%%

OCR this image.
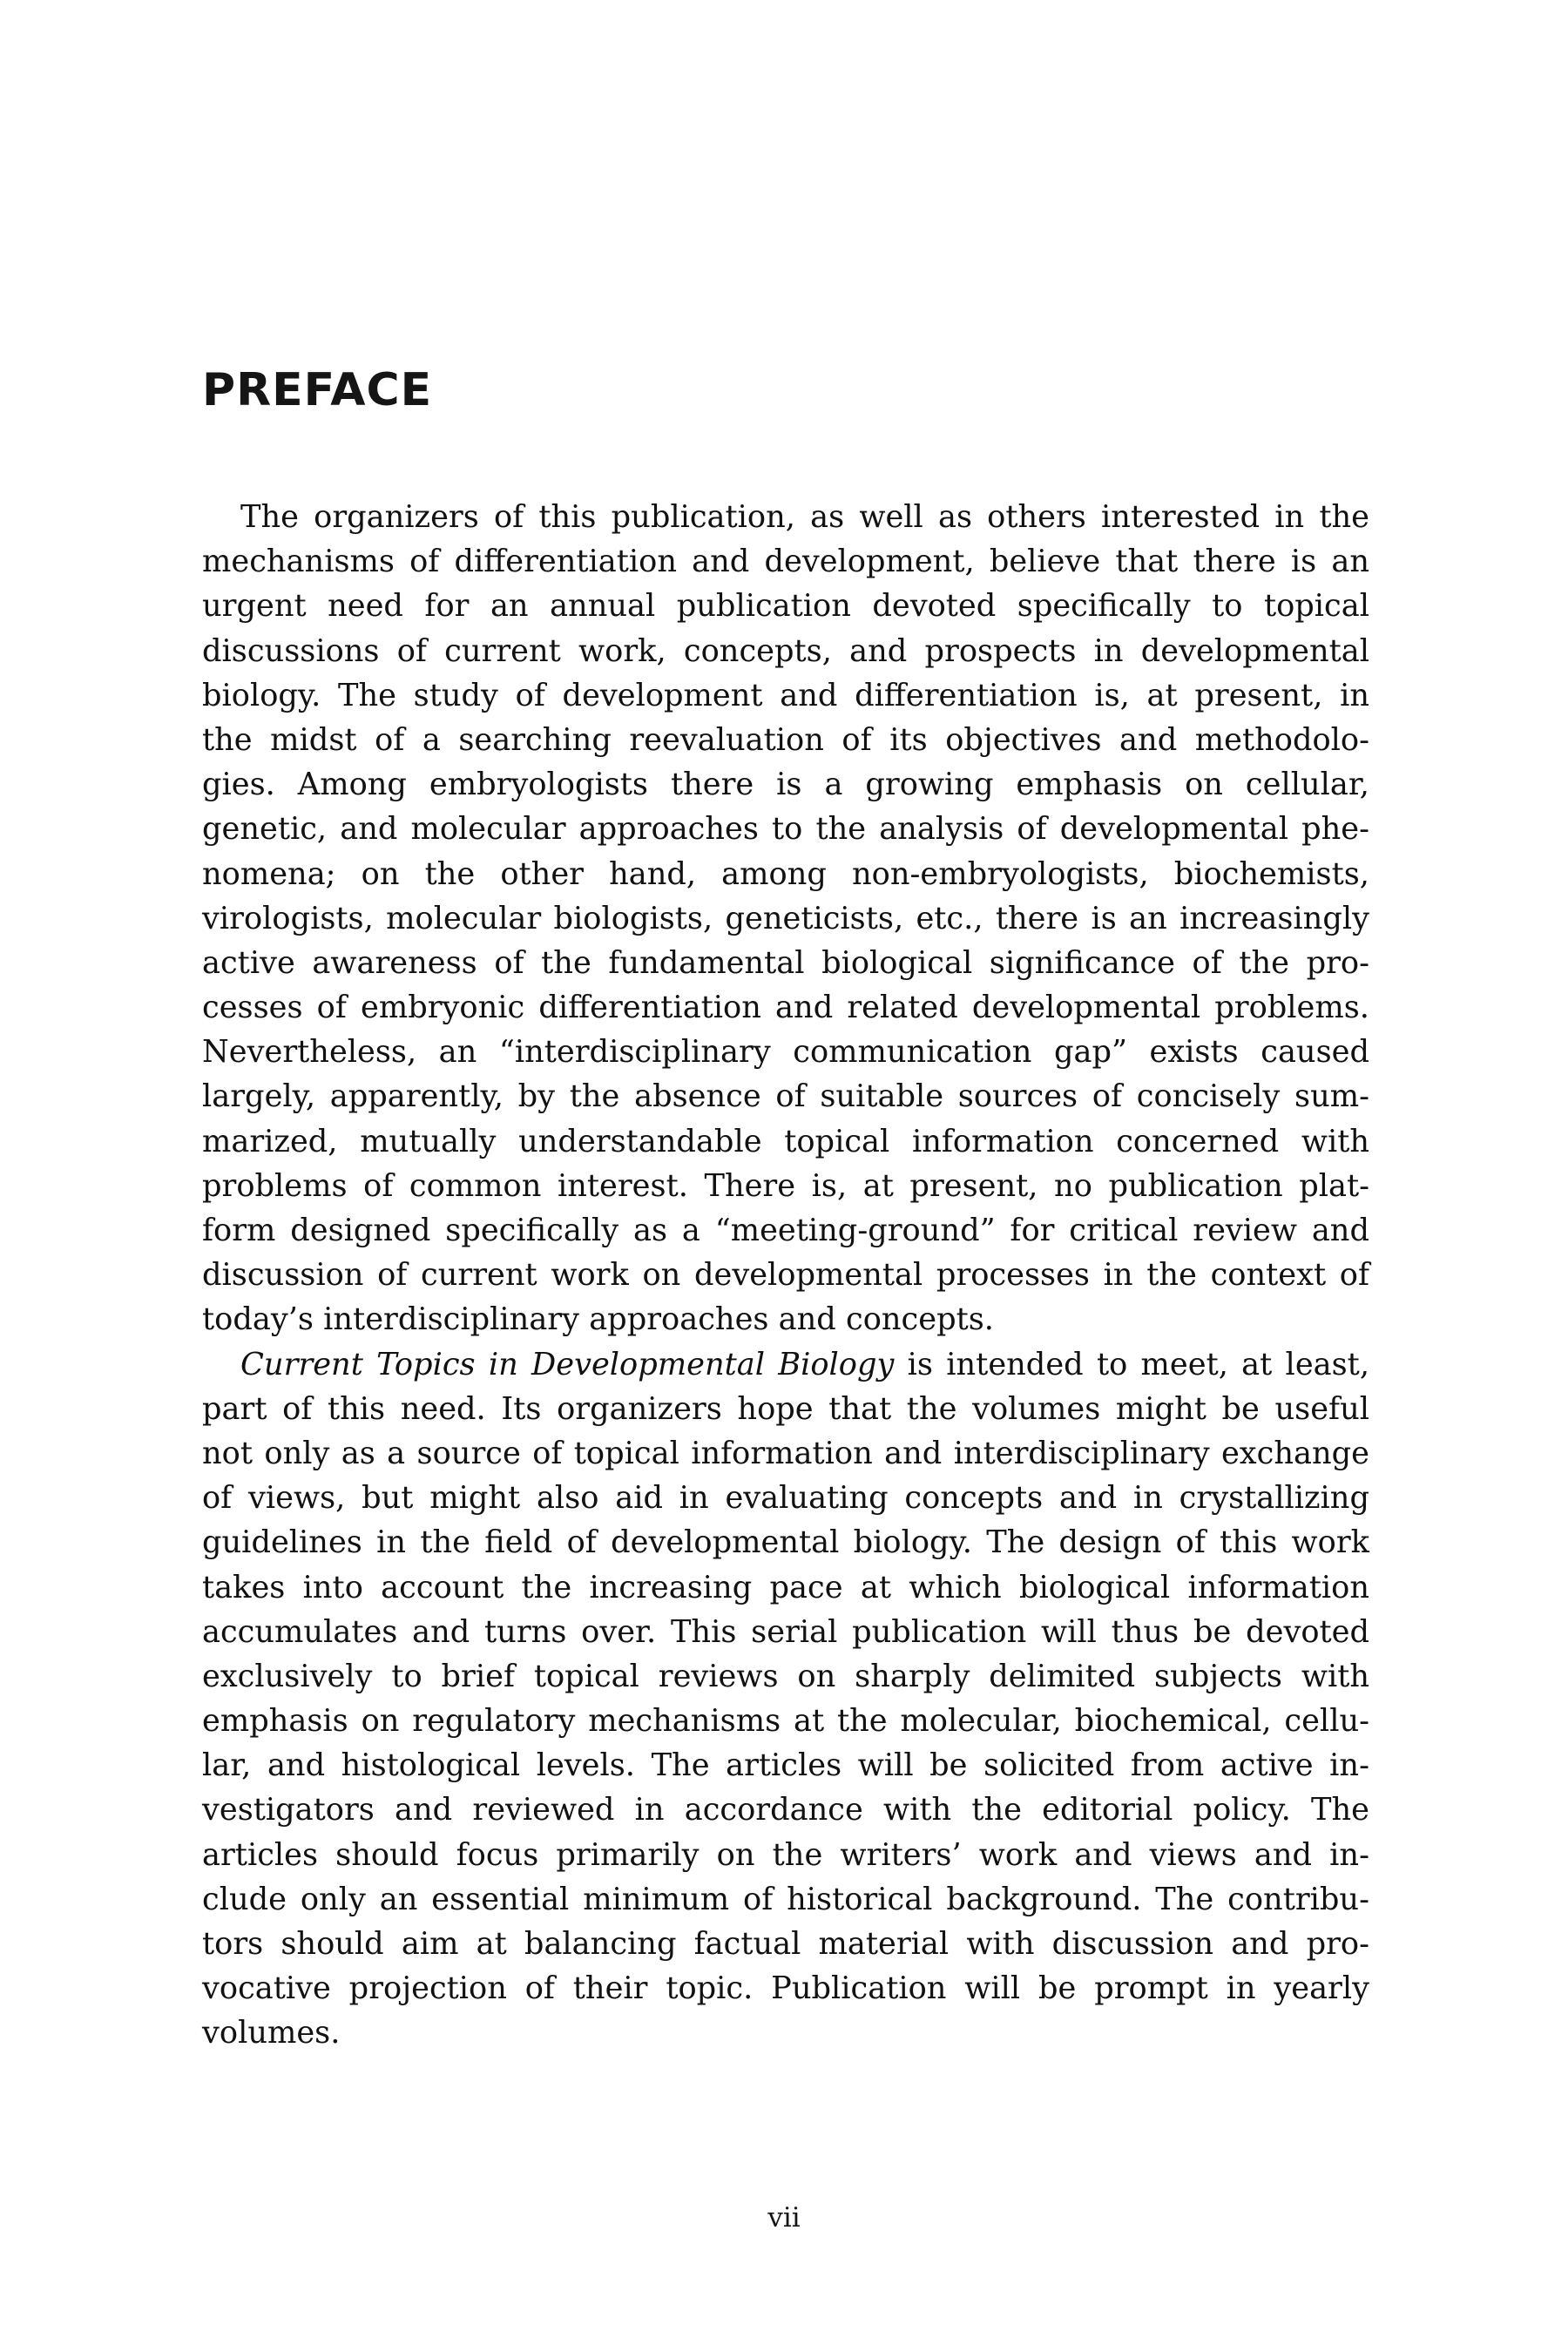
PREFACE
The organizers of this publication, as well as others interested in the
mechanisms of differentiation and development, believe that there is an
urgent need for an annual publication devoted specifically to topical
discussions of current work, concepts, and prospects in developmental
biology. The study of development and differentiation is, at present, in
the midst of a searching reevaluation of its objectives and methodolo-
gies. Among embryologists there is a growing emphasis on cellular,
genetic, and molecular approaches to the analysis of developmental phe-
nomena; on the other hand, among non-embryologists, biochemists,
virologists, molecular biologists, geneticists, etc., there is an increasingly
active awareness of the fundamental biological significance of the pro-
cesses of embryonic differentiation and related developmental problems.
Nevertheless, an “interdisciplinary communication gap” exists caused
largely, apparently, by the absence of suitable sources of concisely sum-
marized, mutually understandable topical information concerned with
problems of common interest. There is, at present, no publication plat-
form designed specifically as a “meeting-ground” for critical review and
discussion of current work on developmental processes in the context of
today’s interdisciplinary approaches and concepts.
Current Topics in Developmental Biology is intended to meet, at least,
part of this need. Its organizers hope that the volumes might be useful
not only as a source of topical information and interdisciplinary exchange
of views, but might also aid in evaluating concepts and in crystallizing
guidelines in the field of developmental biology. The design of this work
takes into account the increasing pace at which biological information
accumulates and turns over. This serial publication will thus be devoted
exclusively to brief topical reviews on sharply delimited subjects with
emphasis on regulatory mechanisms at the molecular, biochemical, cellu-
lar, and histological levels. The articles will be solicited from active in-
vestigators and reviewed in accordance with the editorial policy. The
articles should focus primarily on the writers’ work and views and in-
clude only an essential minimum of historical background. The contribu-
tors should aim at balancing factual material with discussion and pro-
vocative projection of their topic. Publication will be prompt in yearly
volumes.
vii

%%

▶ _SET PROBLEM_: Take the data above and repeat it exactly, leaving each picture out.

▶ _FULL ANSWER_:
OCR this image.
PREFACE
The organizers of this publication, as well as others interested in the
mechanisms of differentiation and development, believe that there is an
urgent need for an annual publication devoted specifically to topical
discussions of current work, concepts, and prospects in developmental
biology. The study of development and differentiation is, at present, in
the midst of a searching reevaluation of its objectives and methodolo-
gies. Among embryologists there is a growing emphasis on cellular,
genetic, and molecular approaches to the analysis of developmental phe-
nomena; on the other hand, among non-embryologists, biochemists,
virologists, molecular biologists, geneticists, etc., there is an increasingly
active awareness of the fundamental biological significance of the pro-
cesses of embryonic differentiation and related developmental problems.
Nevertheless, an “interdisciplinary communication gap” exists caused
largely, apparently, by the absence of suitable sources of concisely sum-
marized, mutually understandable topical information concerned with
problems of common interest. There is, at present, no publication plat-
form designed specifically as a “meeting-ground” for critical review and
discussion of current work on developmental processes in the context of
today’s interdisciplinary approaches and concepts.
Current Topics in Developmental Biology is intended to meet, at least,
part of this need. Its organizers hope that the volumes might be useful
not only as a source of topical information and interdisciplinary exchange
of views, but might also aid in evaluating concepts and in crystallizing
guidelines in the field of developmental biology. The design of this work
takes into account the increasing pace at which biological information
accumulates and turns over. This serial publication will thus be devoted
exclusively to brief topical reviews on sharply delimited subjects with
emphasis on regulatory mechanisms at the molecular, biochemical, cellu-
lar, and histological levels. The articles will be solicited from active in-
vestigators and reviewed in accordance with the editorial policy. The
articles should focus primarily on the writers’ work and views and in-
clude only an essential minimum of historical background. The contribu-
tors should aim at balancing factual material with discussion and pro-
vocative projection of their topic. Publication will be prompt in yearly
volumes.
vii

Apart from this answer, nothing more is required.